Each record must be reproduced exactly as it is shown.

* Task input:
— BEGIN —

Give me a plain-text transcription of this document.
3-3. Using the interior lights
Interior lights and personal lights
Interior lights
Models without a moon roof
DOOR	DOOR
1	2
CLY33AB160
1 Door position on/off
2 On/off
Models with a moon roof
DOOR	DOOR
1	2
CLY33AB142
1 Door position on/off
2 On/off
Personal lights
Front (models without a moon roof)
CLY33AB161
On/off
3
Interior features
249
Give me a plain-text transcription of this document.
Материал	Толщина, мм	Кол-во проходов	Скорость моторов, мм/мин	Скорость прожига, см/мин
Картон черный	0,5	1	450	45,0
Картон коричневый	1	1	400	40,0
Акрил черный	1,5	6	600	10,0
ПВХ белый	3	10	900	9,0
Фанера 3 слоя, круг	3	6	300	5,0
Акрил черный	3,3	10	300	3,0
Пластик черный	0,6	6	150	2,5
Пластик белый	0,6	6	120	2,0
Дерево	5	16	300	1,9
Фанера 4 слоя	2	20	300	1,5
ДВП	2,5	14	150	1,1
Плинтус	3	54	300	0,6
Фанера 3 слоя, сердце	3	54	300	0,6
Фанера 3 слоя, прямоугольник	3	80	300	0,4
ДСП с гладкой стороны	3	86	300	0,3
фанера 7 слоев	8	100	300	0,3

— END —

* Answer below:
Give me a plain-text transcription of this document.
3-3. Using the interior lights
Interior lights and personal lights
Interior lights
Models without a moon roof
DOOR	DOOR
1	2
CLY33AB160
1 Door position on/off
2 On/off
Models with a moon roof
DOOR	DOOR
1	2
CLY33AB142
1 Door position on/off
2 On/off
Personal lights
Front (models without a moon roof)
CLY33AB161
On/off
3
Interior features
249
Give me a plain-text transcription of this document.
Материал	Толщина, мм	Кол-во проходов	Скорость моторов, мм/мин	Скорость прожига, см/мин
Картон черный	0,5	1	450	45,0
Картон коричневый	1	1	400	40,0
Акрил черный	1,5	6	600	10,0
ПВХ белый	3	10	900	9,0
Фанера 3 слоя, круг	3	6	300	5,0
Акрил черный	3,3	10	300	3,0
Пластик черный	0,6	6	150	2,5
Пластик белый	0,6	6	120	2,0
Дерево	5	16	300	1,9
Фанера 4 слоя	2	20	300	1,5
ДВП	2,5	14	150	1,1
Плинтус	3	54	300	0,6
Фанера 3 слоя, сердце	3	54	300	0,6
Фанера 3 слоя, прямоугольник	3	80	300	0,4
ДСП с гладкой стороны	3	86	300	0,3
фанера 7 слоев	8	100	300	0,3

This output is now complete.